EXERCISE DESCRIPTION >>
Provide the count of lines that hold "this" and no other output.

---+---

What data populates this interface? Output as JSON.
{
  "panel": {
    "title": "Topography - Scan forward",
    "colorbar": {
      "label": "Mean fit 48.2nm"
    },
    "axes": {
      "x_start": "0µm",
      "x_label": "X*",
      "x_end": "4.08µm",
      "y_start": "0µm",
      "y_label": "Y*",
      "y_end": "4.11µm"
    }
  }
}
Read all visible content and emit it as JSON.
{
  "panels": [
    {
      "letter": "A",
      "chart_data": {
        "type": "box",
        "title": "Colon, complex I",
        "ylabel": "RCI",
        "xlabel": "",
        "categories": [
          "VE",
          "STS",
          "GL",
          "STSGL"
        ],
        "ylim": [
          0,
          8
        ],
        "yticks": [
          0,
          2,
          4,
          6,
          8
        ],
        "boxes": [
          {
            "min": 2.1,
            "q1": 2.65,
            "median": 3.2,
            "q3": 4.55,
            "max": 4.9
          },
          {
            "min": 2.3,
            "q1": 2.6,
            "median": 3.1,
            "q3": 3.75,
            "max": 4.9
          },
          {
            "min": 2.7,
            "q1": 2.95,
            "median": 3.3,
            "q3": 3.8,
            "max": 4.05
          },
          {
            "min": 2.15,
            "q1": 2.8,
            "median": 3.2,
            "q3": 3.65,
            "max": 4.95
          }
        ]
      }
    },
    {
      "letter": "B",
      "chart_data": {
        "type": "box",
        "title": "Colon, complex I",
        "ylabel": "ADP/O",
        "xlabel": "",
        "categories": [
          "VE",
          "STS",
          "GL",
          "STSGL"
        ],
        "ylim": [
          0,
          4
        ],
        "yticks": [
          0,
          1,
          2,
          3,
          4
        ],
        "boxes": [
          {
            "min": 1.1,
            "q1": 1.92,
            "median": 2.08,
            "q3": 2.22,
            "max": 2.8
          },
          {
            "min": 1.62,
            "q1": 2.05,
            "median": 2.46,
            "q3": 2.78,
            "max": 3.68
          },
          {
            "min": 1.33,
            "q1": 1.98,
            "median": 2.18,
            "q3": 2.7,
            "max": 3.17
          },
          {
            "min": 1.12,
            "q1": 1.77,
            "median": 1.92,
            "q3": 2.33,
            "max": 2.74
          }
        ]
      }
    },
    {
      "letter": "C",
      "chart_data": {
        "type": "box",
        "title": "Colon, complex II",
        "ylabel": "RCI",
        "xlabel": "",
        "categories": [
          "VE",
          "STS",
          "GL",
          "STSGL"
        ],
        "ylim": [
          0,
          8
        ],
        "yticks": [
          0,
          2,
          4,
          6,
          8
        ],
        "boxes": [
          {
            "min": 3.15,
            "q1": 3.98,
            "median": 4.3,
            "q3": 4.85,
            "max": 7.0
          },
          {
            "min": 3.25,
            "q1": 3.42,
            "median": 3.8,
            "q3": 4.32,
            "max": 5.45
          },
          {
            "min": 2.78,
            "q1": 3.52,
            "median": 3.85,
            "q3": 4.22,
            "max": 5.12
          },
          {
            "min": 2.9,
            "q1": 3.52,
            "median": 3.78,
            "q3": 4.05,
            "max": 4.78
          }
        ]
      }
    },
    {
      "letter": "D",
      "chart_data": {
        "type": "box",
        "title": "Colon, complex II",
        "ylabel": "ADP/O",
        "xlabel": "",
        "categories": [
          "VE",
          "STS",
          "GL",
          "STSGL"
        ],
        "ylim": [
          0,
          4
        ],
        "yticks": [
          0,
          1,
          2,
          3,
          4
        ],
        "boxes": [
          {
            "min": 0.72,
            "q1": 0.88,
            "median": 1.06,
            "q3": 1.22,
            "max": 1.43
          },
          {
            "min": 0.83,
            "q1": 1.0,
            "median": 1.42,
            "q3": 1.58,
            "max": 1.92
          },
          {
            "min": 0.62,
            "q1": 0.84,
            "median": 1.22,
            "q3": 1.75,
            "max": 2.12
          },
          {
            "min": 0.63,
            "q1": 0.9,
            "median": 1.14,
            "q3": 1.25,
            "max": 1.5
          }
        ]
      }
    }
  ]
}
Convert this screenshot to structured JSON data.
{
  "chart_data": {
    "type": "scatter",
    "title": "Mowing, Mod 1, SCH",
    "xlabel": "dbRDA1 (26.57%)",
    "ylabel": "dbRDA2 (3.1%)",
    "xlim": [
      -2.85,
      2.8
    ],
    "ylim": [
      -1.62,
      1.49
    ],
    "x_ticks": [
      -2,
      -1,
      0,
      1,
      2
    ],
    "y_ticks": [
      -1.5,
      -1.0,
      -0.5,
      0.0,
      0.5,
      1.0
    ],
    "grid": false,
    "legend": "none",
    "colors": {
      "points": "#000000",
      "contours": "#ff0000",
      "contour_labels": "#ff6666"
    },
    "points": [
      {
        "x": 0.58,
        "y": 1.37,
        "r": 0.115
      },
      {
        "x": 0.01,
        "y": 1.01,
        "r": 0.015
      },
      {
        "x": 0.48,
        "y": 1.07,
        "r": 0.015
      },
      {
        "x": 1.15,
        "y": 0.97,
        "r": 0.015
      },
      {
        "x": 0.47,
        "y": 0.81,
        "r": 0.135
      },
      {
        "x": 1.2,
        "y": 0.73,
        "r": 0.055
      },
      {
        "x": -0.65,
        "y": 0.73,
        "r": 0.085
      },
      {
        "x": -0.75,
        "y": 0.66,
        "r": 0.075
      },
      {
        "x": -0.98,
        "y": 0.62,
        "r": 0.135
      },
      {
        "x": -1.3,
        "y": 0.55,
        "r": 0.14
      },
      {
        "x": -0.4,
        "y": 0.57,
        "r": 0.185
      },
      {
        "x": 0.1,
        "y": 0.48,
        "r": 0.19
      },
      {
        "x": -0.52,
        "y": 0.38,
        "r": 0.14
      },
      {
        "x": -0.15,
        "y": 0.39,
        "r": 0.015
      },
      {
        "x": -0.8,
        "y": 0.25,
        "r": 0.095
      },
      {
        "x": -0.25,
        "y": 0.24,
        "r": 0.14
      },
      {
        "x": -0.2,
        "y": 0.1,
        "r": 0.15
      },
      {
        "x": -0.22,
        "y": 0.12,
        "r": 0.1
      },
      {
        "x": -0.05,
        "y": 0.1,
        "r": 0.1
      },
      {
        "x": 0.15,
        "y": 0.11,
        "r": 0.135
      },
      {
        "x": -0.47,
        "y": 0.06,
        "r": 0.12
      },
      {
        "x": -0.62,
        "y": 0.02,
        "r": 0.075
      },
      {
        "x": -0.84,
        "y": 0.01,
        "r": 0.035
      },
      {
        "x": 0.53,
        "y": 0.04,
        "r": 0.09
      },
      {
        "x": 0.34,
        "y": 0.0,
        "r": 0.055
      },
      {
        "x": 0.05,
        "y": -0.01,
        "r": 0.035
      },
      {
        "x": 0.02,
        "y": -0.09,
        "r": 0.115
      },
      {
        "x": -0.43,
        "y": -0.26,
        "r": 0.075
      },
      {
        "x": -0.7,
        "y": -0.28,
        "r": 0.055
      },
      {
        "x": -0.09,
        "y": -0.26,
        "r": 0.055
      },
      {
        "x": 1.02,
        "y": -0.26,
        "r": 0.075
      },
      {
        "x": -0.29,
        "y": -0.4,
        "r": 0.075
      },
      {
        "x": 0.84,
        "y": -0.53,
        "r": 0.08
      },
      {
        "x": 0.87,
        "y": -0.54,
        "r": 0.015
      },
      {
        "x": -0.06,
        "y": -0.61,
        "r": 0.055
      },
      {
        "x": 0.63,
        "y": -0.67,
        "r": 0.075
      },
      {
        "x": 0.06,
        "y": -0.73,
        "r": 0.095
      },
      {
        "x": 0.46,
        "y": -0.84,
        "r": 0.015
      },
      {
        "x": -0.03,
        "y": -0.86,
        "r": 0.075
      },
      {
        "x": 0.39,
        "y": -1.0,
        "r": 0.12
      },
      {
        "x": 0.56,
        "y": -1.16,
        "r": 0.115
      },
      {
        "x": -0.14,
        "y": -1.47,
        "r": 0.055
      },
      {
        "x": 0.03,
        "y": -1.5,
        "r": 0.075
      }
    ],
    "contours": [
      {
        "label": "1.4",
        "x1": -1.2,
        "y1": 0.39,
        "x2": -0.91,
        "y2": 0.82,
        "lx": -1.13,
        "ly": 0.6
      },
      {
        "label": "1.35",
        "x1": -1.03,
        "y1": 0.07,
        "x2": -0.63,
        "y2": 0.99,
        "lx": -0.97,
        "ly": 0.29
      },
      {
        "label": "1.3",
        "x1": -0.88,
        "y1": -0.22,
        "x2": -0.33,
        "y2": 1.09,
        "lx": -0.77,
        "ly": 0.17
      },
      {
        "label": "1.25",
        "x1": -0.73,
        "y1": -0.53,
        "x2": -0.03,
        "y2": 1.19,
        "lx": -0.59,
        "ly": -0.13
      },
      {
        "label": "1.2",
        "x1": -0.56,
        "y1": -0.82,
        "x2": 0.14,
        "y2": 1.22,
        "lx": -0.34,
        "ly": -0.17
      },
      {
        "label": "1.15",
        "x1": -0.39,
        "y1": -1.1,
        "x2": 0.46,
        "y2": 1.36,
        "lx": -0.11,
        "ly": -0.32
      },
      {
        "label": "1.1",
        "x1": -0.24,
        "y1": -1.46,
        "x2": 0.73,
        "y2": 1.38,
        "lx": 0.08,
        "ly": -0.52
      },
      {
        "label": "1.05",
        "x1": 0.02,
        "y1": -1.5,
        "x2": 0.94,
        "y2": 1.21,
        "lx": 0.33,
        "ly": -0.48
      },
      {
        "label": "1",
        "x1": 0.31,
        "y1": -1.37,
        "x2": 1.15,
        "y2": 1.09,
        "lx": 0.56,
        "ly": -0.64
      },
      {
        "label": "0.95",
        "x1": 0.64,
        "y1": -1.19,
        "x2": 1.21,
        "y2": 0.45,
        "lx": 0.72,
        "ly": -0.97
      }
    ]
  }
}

---+---

ANSWER TO THE EXERCISE >>
2